» **Stated problem**
Print all of the lines exactly. Any picture among them stays out.

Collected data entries
○ ○ ○
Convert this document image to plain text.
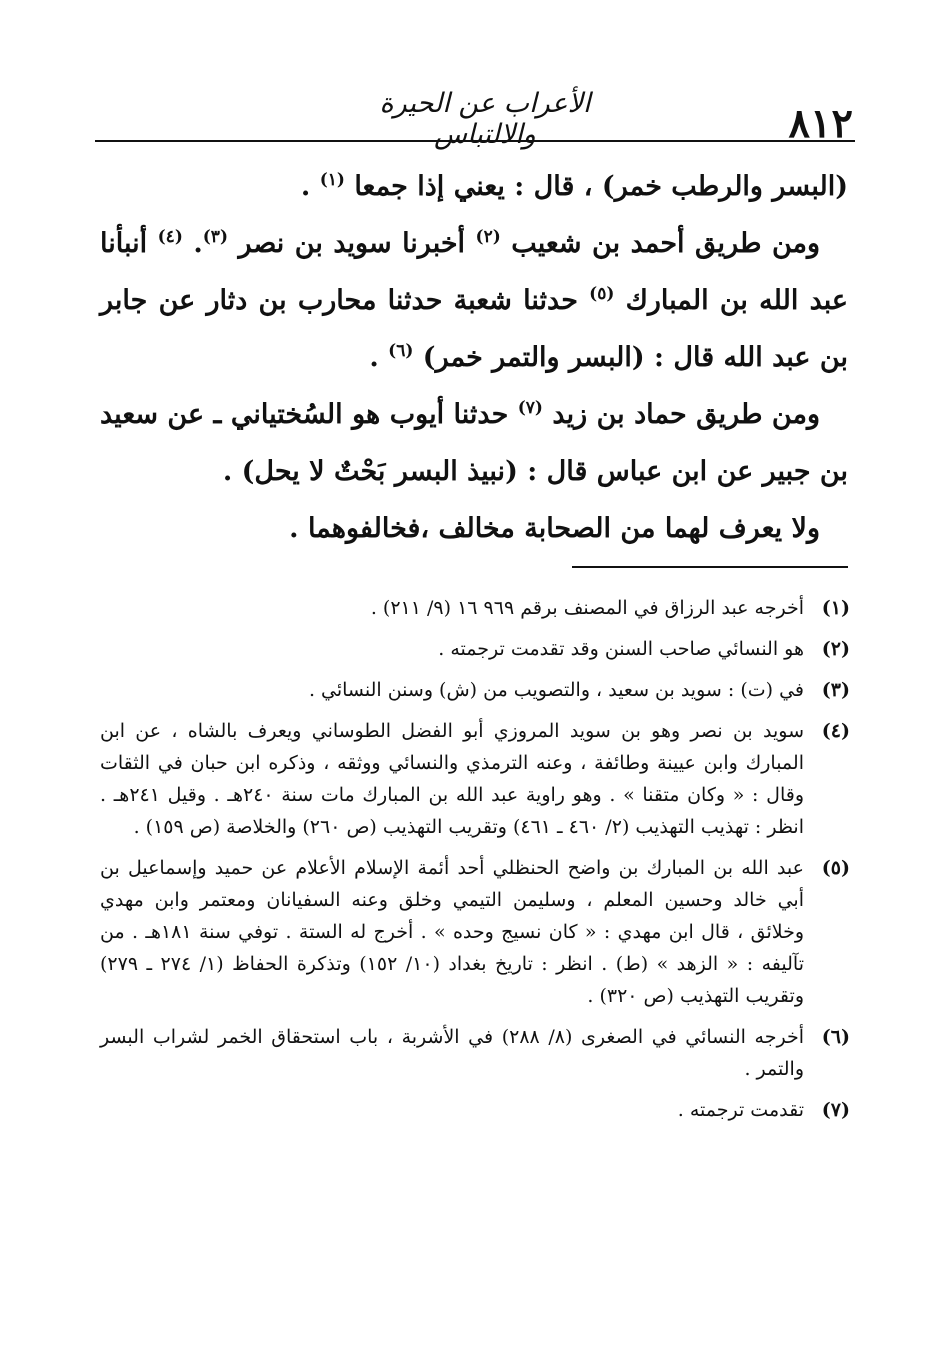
٨١٢
الأعراب عن الحيرة والالتباس

(البسر والرطب خمر) ، قال : يعني إذا جمعا $^{(١)}$ .

ومن طريق أحمد بن شعيب $^{(٢)}$ أخبرنا سويد بن نصر $^{(٣)}$. $^{(٤)}$ أنبأنا عبد الله بن المبارك $^{(٥)}$ حدثنا شعبة حدثنا محارب بن دثار عن جابر بن عبد الله قال : (البسر والتمر خمر) $^{(٦)}$ .

ومن طريق حماد بن زيد $^{(٧)}$ حدثنا أيوب هو السُختياني ـ عن سعيد بن جبير عن ابن عباس قال : (نبيذ البسر بَحْتٌ لا يحل) .

ولا يعرف لهما من الصحابة مخالف ،فخالفوهما .

(١)
أخرجه عبد الرزاق في المصنف برقم ٩٦٩ ١٦ (٩/ ٢١١) .
(٢)
هو النسائي صاحب السنن وقد تقدمت ترجمته .
(٣)
في (ت) : سويد بن سعيد ، والتصويب من (ش) وسنن النسائي .
(٤)
سويد بن نصر وهو بن سويد المروزي أبو الفضل الطوساني ويعرف بالشاه ، عن ابن المبارك وابن عيينة وطائفة ، وعنه الترمذي والنسائي ووثقه ، وذكره ابن حبان في الثقات وقال : « وكان متقنا » . وهو راوية عبد الله بن المبارك مات سنة ٢٤٠هـ . وقيل ٢٤١هـ . انظر : تهذيب التهذيب (٢/ ٤٦٠ ـ ٤٦١) وتقريب التهذيب (ص ٢٦٠) والخلاصة (ص ١٥٩) .
(٥)
عبد الله بن المبارك بن واضح الحنظلي أحد أئمة الإسلام الأعلام عن حميد وإسماعيل بن أبي خالد وحسين المعلم ، وسليمن التيمي وخلق وعنه السفيانان ومعتمر وابن مهدي وخلائق ، قال ابن مهدي : « كان نسيج وحده » . أخرج له الستة . توفي سنة ١٨١هـ . من تآليفه : « الزهد » (ط) . انظر : تاريخ بغداد (١٠/ ١٥٢) وتذكرة الحفاظ (١/ ٢٧٤ ـ ٢٧٩) وتقريب التهذيب (ص ٣٢٠) .
(٦)
أخرجه النسائي في الصغرى (٨/ ٢٨٨) في الأشربة ، باب استحقاق الخمر لشراب البسر والتمر .
(٧)
تقدمت ترجمته .
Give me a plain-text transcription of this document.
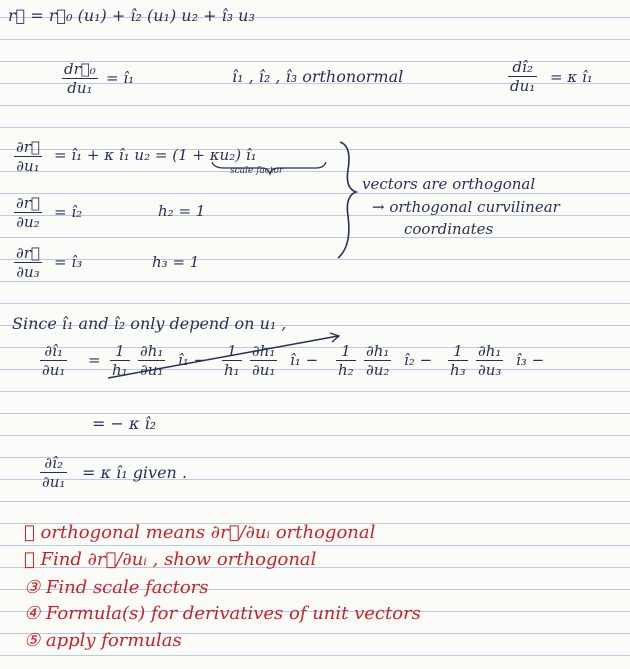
r⃗ = r⃗₀ (u₁) + î₂ (u₁) u₂ + î₃ u₃
$\frac{\text{dr⃗₀}}{\text{du₁}}$ = î₁	î₁ , î₂ , î₃ orthonormal	$\frac{\text{dî₂}}{\text{du₁}} = \kappa$ î₁
$\frac{\partial r⃗}{\text{∂u₁}}$ = î₁ + κ î₁ u₂ = (1 + κu₂) î₁
scale factor
$\frac{\partial r⃗}{\text{∂u₂}}$ = î₂	h₂ = 1
$\frac{\partial r⃗}{\text{∂u₃}}$ = î₃	h₃ = 1
vectors are orthogonal
→ orthogonal curvilinear
coordinates
Since î₁ and î₂ only depend on u₁ ,
$\frac{\text{∂î₁}}{\text{∂u₁}} = \frac{1}{\text{h₁}} \frac{\text{∂h₁}}{\text{∂u₁}}$ î₁ − $\frac{1}{\text{h₁}} \frac{\text{∂h₁}}{\text{∂u₁}}$ î₁ − $\frac{1}{\text{h₂}} \frac{\text{∂h₁}}{\text{∂u₂}}$ î₂ − $\frac{1}{\text{h₃}} \frac{\text{∂h₁}}{\text{∂u₃}}$ î₃ −
= − κ î₂
$\frac{\text{∂î₂}}{\text{∂u₁}} = \kappa$ î₁ given .
① orthogonal means ∂r⃗/∂uᵢ orthogonal
② Find ∂r⃗/∂uᵢ , show orthogonal
③ Find scale factors
④ Formula(s) for derivatives of unit vectors
⑤ apply formulas
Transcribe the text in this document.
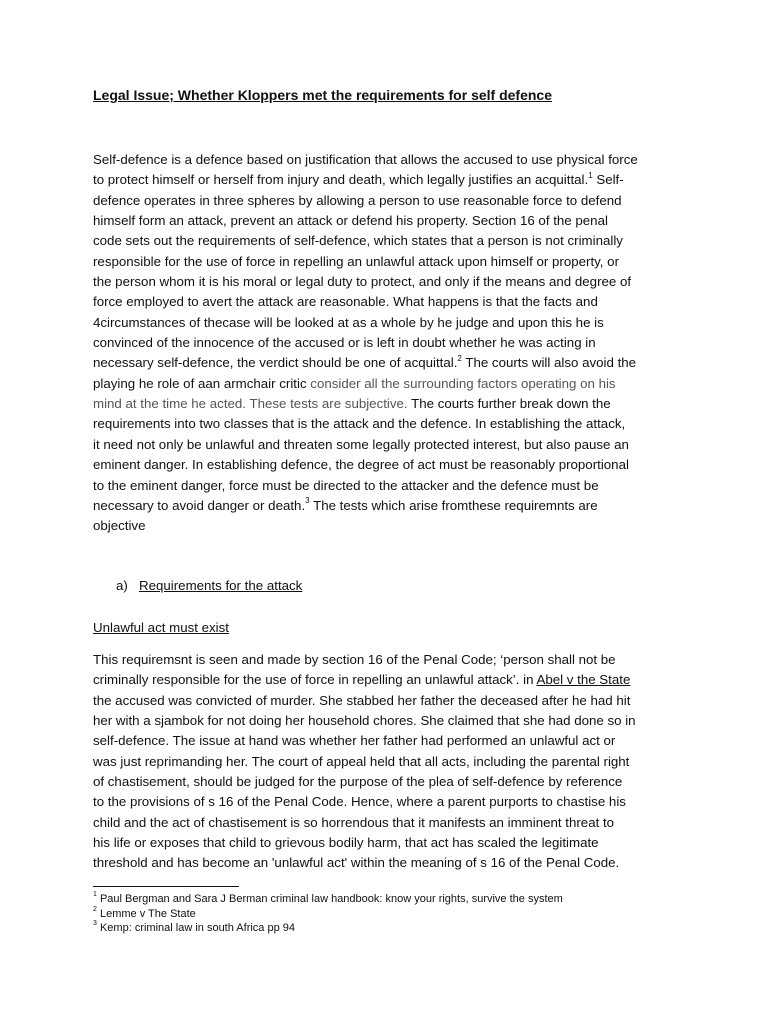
Legal Issue; Whether Kloppers met the requirements for self defence
Self-defence is a defence based on justification that allows the accused to use physical force
to protect himself or herself from injury and death, which legally justifies an acquittal.$^1$ Self-
defence operates in three spheres by allowing a person to use reasonable force to defend
himself form an attack, prevent an attack or defend his property. Section 16 of the penal
code sets out the requirements of self-defence, which states that a person is not criminally
responsible for the use of force in repelling an unlawful attack upon himself or property, or
the person whom it is his moral or legal duty to protect, and only if the means and degree of
force employed to avert the attack are reasonable. What happens is that the facts and
4circumstances of thecase will be looked at as a whole by he judge and upon this he is
convinced of the innocence of the accused or is left in doubt whether he was acting in
necessary self-defence, the verdict should be one of acquittal.$^2$ The courts will also avoid the
playing he role of aan armchair critic consider all the surrounding factors operating on his
mind at the time he acted. These tests are subjective. The courts further break down the
requirements into two classes that is the attack and the defence. In establishing the attack,
it need not only be unlawful and threaten some legally protected interest, but also pause an
eminent danger. In establishing defence, the degree of act must be reasonably proportional
to the eminent danger, force must be directed to the attacker and the defence must be
necessary to avoid danger or death.$^3$ The tests which arise fromthese requiremnts are
objective
a) Requirements for the attack
Unlawful act must exist
This requiremsnt is seen and made by section 16 of the Penal Code; ‘person shall not be
criminally responsible for the use of force in repelling an unlawful attack’. in Abel v the State
the accused was convicted of murder. She stabbed her father the deceased after he had hit
her with a sjambok for not doing her household chores. She claimed that she had done so in
self-defence. The issue at hand was whether her father had performed an unlawful act or
was just reprimanding her. The court of appeal held that all acts, including the parental right
of chastisement, should be judged for the purpose of the plea of self-defence by reference
to the provisions of s 16 of the Penal Code. Hence, where a parent purports to chastise his
child and the act of chastisement is so horrendous that it manifests an imminent threat to
his life or exposes that child to grievous bodily harm, that act has scaled the legitimate
threshold and has become an 'unlawful act' within the meaning of s 16 of the Penal Code.
$^1$ Paul Bergman and Sara J Berman criminal law handbook: know your rights, survive the system
$^2$ Lemme v The State
$^3$ Kemp: criminal law in south Africa pp 94
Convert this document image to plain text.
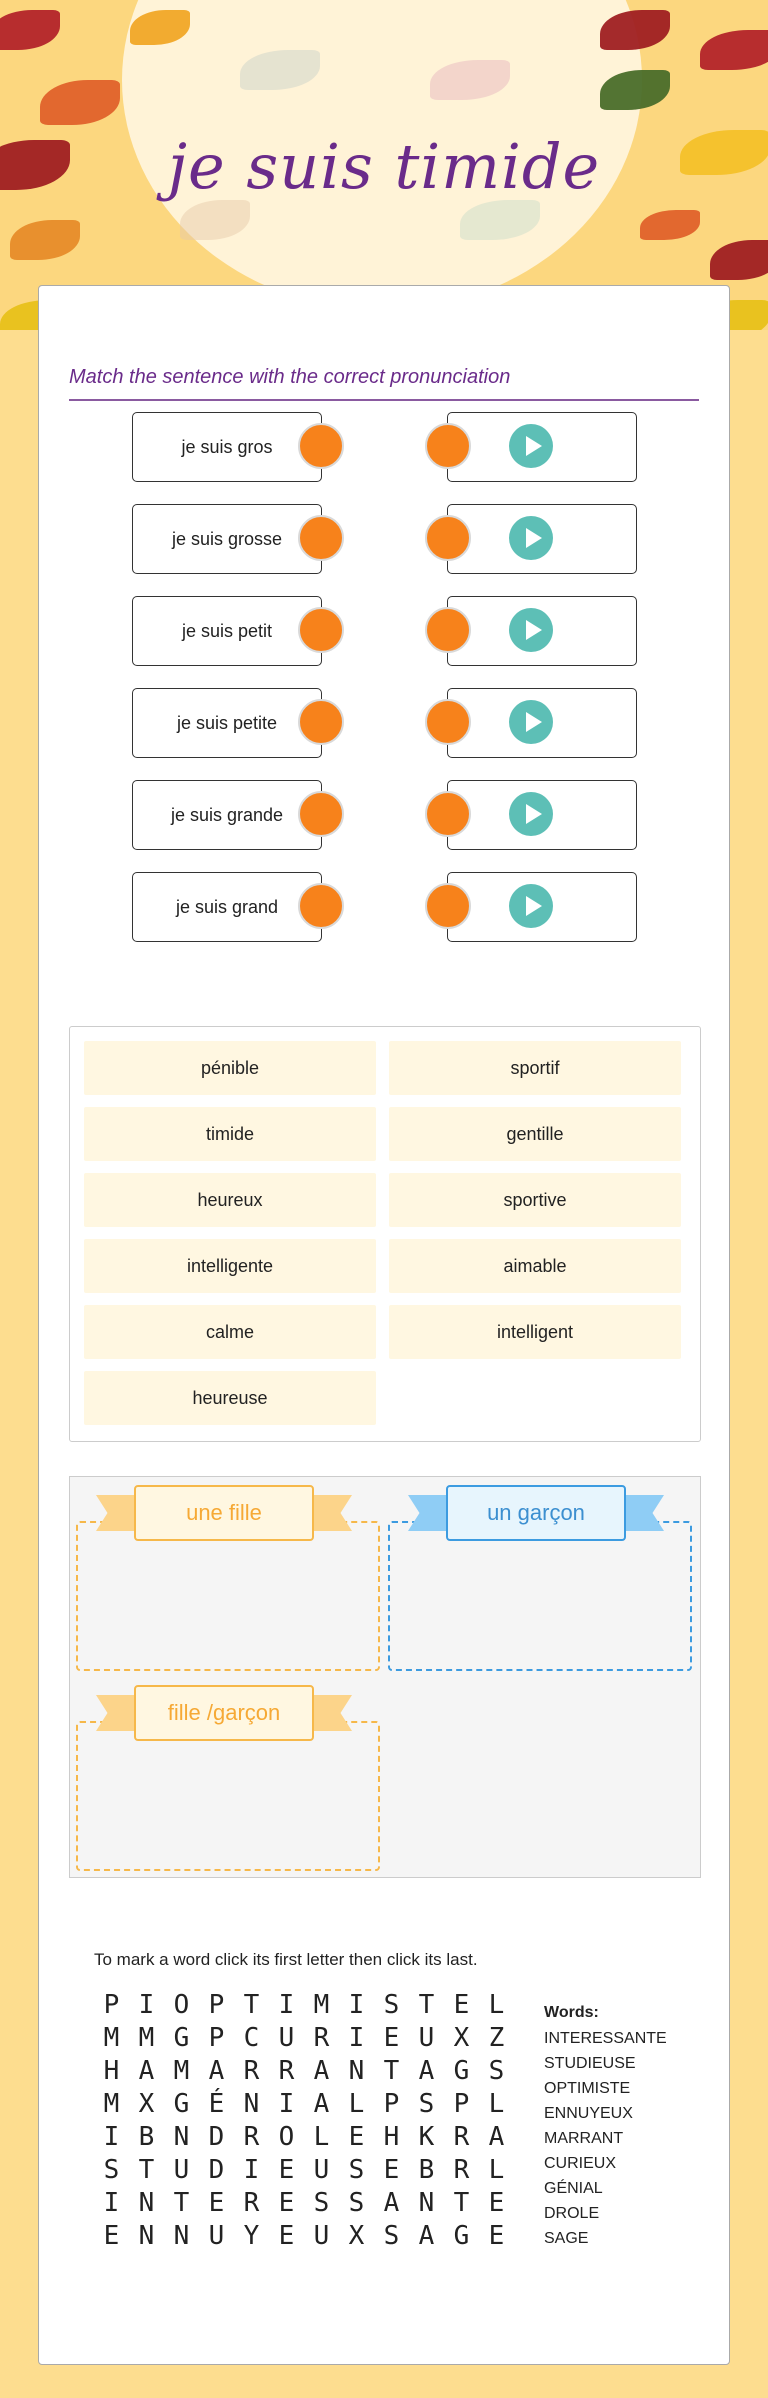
je suis timide
Match the sentence with the correct pronunciation
je suis gros
je suis grosse
je suis petit
je suis petite
je suis grande
je suis grand
pénible	sportif
timide	gentille
heureux	sportive
intelligente	aimable
calme	intelligent
heureuse
une fille	un garçon
fille /garçon
To mark a word click its first letter then click its last.
P I O P T I M I S T E L
M M G P C U R I E U X Z
H A M A R R A N T A G S
M X G É N I A L P S P L
I B N D R O L E H K R A
S T U D I E U S E B R L
I N T E R E S S A N T E
E N N U Y E U X S A G E
Words:
INTERESSANTE
STUDIEUSE
OPTIMISTE
ENNUYEUX
MARRANT
CURIEUX
GÉNIAL
DROLE
SAGE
○ ○ ○
» **Output for this task**
Convert this document image to plain text.
٨١٢
الأعراب عن الحيرة والالتباس

(البسر والرطب خمر) ، قال : يعني إذا جمعا $^{(١)}$ .

ومن طريق أحمد بن شعيب $^{(٢)}$ أخبرنا سويد بن نصر $^{(٣)}$. $^{(٤)}$ أنبأنا عبد الله بن المبارك $^{(٥)}$ حدثنا شعبة حدثنا محارب بن دثار عن جابر بن عبد الله قال : (البسر والتمر خمر) $^{(٦)}$ .

ومن طريق حماد بن زيد $^{(٧)}$ حدثنا أيوب هو السُختياني ـ عن سعيد بن جبير عن ابن عباس قال : (نبيذ البسر بَحْتٌ لا يحل) .

ولا يعرف لهما من الصحابة مخالف ،فخالفوهما .

(١)
أخرجه عبد الرزاق في المصنف برقم ٩٦٩ ١٦ (٩/ ٢١١) .
(٢)
هو النسائي صاحب السنن وقد تقدمت ترجمته .
(٣)
في (ت) : سويد بن سعيد ، والتصويب من (ش) وسنن النسائي .
(٤)
سويد بن نصر وهو بن سويد المروزي أبو الفضل الطوساني ويعرف بالشاه ، عن ابن المبارك وابن عيينة وطائفة ، وعنه الترمذي والنسائي ووثقه ، وذكره ابن حبان في الثقات وقال : « وكان متقنا » . وهو راوية عبد الله بن المبارك مات سنة ٢٤٠هـ . وقيل ٢٤١هـ . انظر : تهذيب التهذيب (٢/ ٤٦٠ ـ ٤٦١) وتقريب التهذيب (ص ٢٦٠) والخلاصة (ص ١٥٩) .
(٥)
عبد الله بن المبارك بن واضح الحنظلي أحد أئمة الإسلام الأعلام عن حميد وإسماعيل بن أبي خالد وحسين المعلم ، وسليمن التيمي وخلق وعنه السفيانان ومعتمر وابن مهدي وخلائق ، قال ابن مهدي : « كان نسيج وحده » . أخرج له الستة . توفي سنة ١٨١هـ . من تآليفه : « الزهد » (ط) . انظر : تاريخ بغداد (١٠/ ١٥٢) وتذكرة الحفاظ (١/ ٢٧٤ ـ ٢٧٩) وتقريب التهذيب (ص ٣٢٠) .
(٦)
أخرجه النسائي في الصغرى (٨/ ٢٨٨) في الأشربة ، باب استحقاق الخمر لشراب البسر والتمر .
(٧)
تقدمت ترجمته .
Give me a plain-text transcription of this document.
r⃗ = r⃗₀ (u₁) + î₂ (u₁) u₂ + î₃ u₃
$\frac{\text{dr⃗₀}}{\text{du₁}}$ = î₁	î₁ , î₂ , î₃ orthonormal	$\frac{\text{dî₂}}{\text{du₁}} = \kappa$ î₁
$\frac{\partial r⃗}{\text{∂u₁}}$ = î₁ + κ î₁ u₂ = (1 + κu₂) î₁
scale factor
$\frac{\partial r⃗}{\text{∂u₂}}$ = î₂	h₂ = 1
$\frac{\partial r⃗}{\text{∂u₃}}$ = î₃	h₃ = 1
vectors are orthogonal
→ orthogonal curvilinear
coordinates
Since î₁ and î₂ only depend on u₁ ,
$\frac{\text{∂î₁}}{\text{∂u₁}} = \frac{1}{\text{h₁}} \frac{\text{∂h₁}}{\text{∂u₁}}$ î₁ − $\frac{1}{\text{h₁}} \frac{\text{∂h₁}}{\text{∂u₁}}$ î₁ − $\frac{1}{\text{h₂}} \frac{\text{∂h₁}}{\text{∂u₂}}$ î₂ − $\frac{1}{\text{h₃}} \frac{\text{∂h₁}}{\text{∂u₃}}$ î₃ −
= − κ î₂
$\frac{\text{∂î₂}}{\text{∂u₁}} = \kappa$ î₁ given .
① orthogonal means ∂r⃗/∂uᵢ orthogonal
② Find ∂r⃗/∂uᵢ , show orthogonal
③ Find scale factors
④ Formula(s) for derivatives of unit vectors
⑤ apply formulas
Transcribe the text in this document.
Legal Issue; Whether Kloppers met the requirements for self defence
Self-defence is a defence based on justification that allows the accused to use physical force
to protect himself or herself from injury and death, which legally justifies an acquittal.$^1$ Self-
defence operates in three spheres by allowing a person to use reasonable force to defend
himself form an attack, prevent an attack or defend his property. Section 16 of the penal
code sets out the requirements of self-defence, which states that a person is not criminally
responsible for the use of force in repelling an unlawful attack upon himself or property, or
the person whom it is his moral or legal duty to protect, and only if the means and degree of
force employed to avert the attack are reasonable. What happens is that the facts and
4circumstances of thecase will be looked at as a whole by he judge and upon this he is
convinced of the innocence of the accused or is left in doubt whether he was acting in
necessary self-defence, the verdict should be one of acquittal.$^2$ The courts will also avoid the
playing he role of aan armchair critic consider all the surrounding factors operating on his
mind at the time he acted. These tests are subjective. The courts further break down the
requirements into two classes that is the attack and the defence. In establishing the attack,
it need not only be unlawful and threaten some legally protected interest, but also pause an
eminent danger. In establishing defence, the degree of act must be reasonably proportional
to the eminent danger, force must be directed to the attacker and the defence must be
necessary to avoid danger or death.$^3$ The tests which arise fromthese requiremnts are
objective
a) Requirements for the attack
Unlawful act must exist
This requiremsnt is seen and made by section 16 of the Penal Code; ‘person shall not be
criminally responsible for the use of force in repelling an unlawful attack’. in Abel v the State
the accused was convicted of murder. She stabbed her father the deceased after he had hit
her with a sjambok for not doing her household chores. She claimed that she had done so in
self-defence. The issue at hand was whether her father had performed an unlawful act or
was just reprimanding her. The court of appeal held that all acts, including the parental right
of chastisement, should be judged for the purpose of the plea of self-defence by reference
to the provisions of s 16 of the Penal Code. Hence, where a parent purports to chastise his
child and the act of chastisement is so horrendous that it manifests an imminent threat to
his life or exposes that child to grievous bodily harm, that act has scaled the legitimate
threshold and has become an 'unlawful act' within the meaning of s 16 of the Penal Code.
$^1$ Paul Bergman and Sara J Berman criminal law handbook: know your rights, survive the system
$^2$ Lemme v The State
$^3$ Kemp: criminal law in south Africa pp 94
Convert this document image to plain text.
je suis timide
Match the sentence with the correct pronunciation
je suis gros
je suis grosse
je suis petit
je suis petite
je suis grande
je suis grand
pénible	sportif
timide	gentille
heureux	sportive
intelligente	aimable
calme	intelligent
heureuse
une fille	un garçon
fille /garçon
To mark a word click its first letter then click its last.
P I O P T I M I S T E L
M M G P C U R I E U X Z
H A M A R R A N T A G S
M X G É N I A L P S P L
I B N D R O L E H K R A
S T U D I E U S E B R L
I N T E R E S S A N T E
E N N U Y E U X S A G E
Words:
INTERESSANTE
STUDIEUSE
OPTIMISTE
ENNUYEUX
MARRANT
CURIEUX
GÉNIAL
DROLE
SAGE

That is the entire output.